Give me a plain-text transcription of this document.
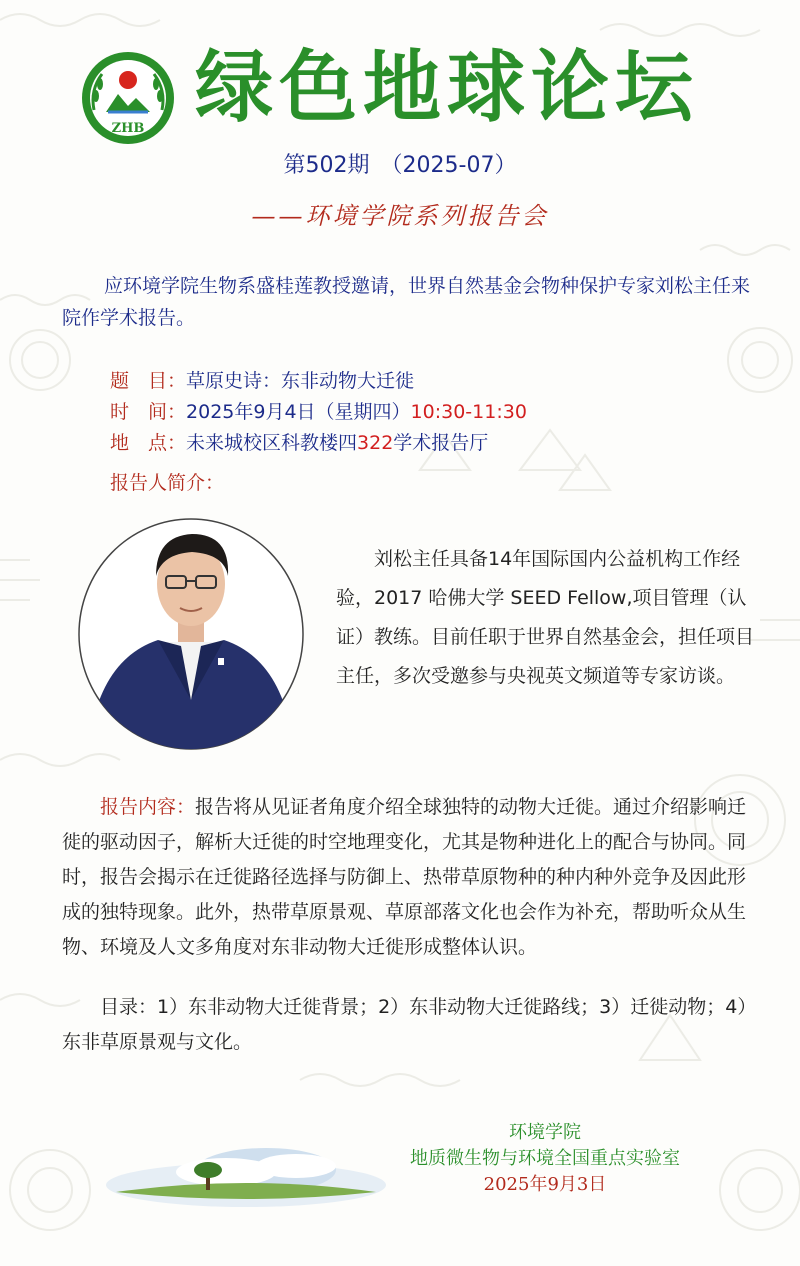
ZHB 绿色地球论坛
第502期　（2025-07）
——环境学院系列报告会
应环境学院生物系盛桂莲教授邀请，世界自然基金会物种保护专家刘松主任来院作学术报告。
题　目：草原史诗：东非动物大迁徙
时　间：2025年9月4日（星期四）10:30-11:30
地　点：未来城校区科教楼四322学术报告厅
报告人简介：
刘松主任具备14年国际国内公益机构工作经验，2017 哈佛大学 SEED Fellow,项目管理（认证）教练。目前任职于世界自然基金会，担任项目主任，多次受邀参与央视英文频道等专家访谈。
报告内容：报告将从见证者角度介绍全球独特的动物大迁徙。通过介绍影响迁徙的驱动因子，解析大迁徙的时空地理变化，尤其是物种进化上的配合与协同。同时，报告会揭示在迁徙路径选择与防御上、热带草原物种的种内种外竞争及因此形成的独特现象。此外，热带草原景观、草原部落文化也会作为补充，帮助听众从生物、环境及人文多角度对东非动物大迁徙形成整体认识。
目录：1）东非动物大迁徙背景；2）东非动物大迁徙路线；3）迁徙动物；4）东非草原景观与文化。
环境学院
地质微生物与环境全国重点实验室
2025年9月3日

========================

● **YOUR TASK**: Omit the pictures and give the material again, exactly and in full.

● **RESULT OF THIS EXERCISE**:
Give me a plain-text transcription of this document.
ZHB 绿色地球论坛
第502期　（2025-07）
——环境学院系列报告会
应环境学院生物系盛桂莲教授邀请，世界自然基金会物种保护专家刘松主任来院作学术报告。
题　目：草原史诗：东非动物大迁徙
时　间：2025年9月4日（星期四）10:30-11:30
地　点：未来城校区科教楼四322学术报告厅
报告人简介：
刘松主任具备14年国际国内公益机构工作经验，2017 哈佛大学 SEED Fellow,项目管理（认证）教练。目前任职于世界自然基金会，担任项目主任，多次受邀参与央视英文频道等专家访谈。
报告内容：报告将从见证者角度介绍全球独特的动物大迁徙。通过介绍影响迁徙的驱动因子，解析大迁徙的时空地理变化，尤其是物种进化上的配合与协同。同时，报告会揭示在迁徙路径选择与防御上、热带草原物种的种内种外竞争及因此形成的独特现象。此外，热带草原景观、草原部落文化也会作为补充，帮助听众从生物、环境及人文多角度对东非动物大迁徙形成整体认识。
目录：1）东非动物大迁徙背景；2）东非动物大迁徙路线；3）迁徙动物；4）东非草原景观与文化。
环境学院
地质微生物与环境全国重点实验室
2025年9月3日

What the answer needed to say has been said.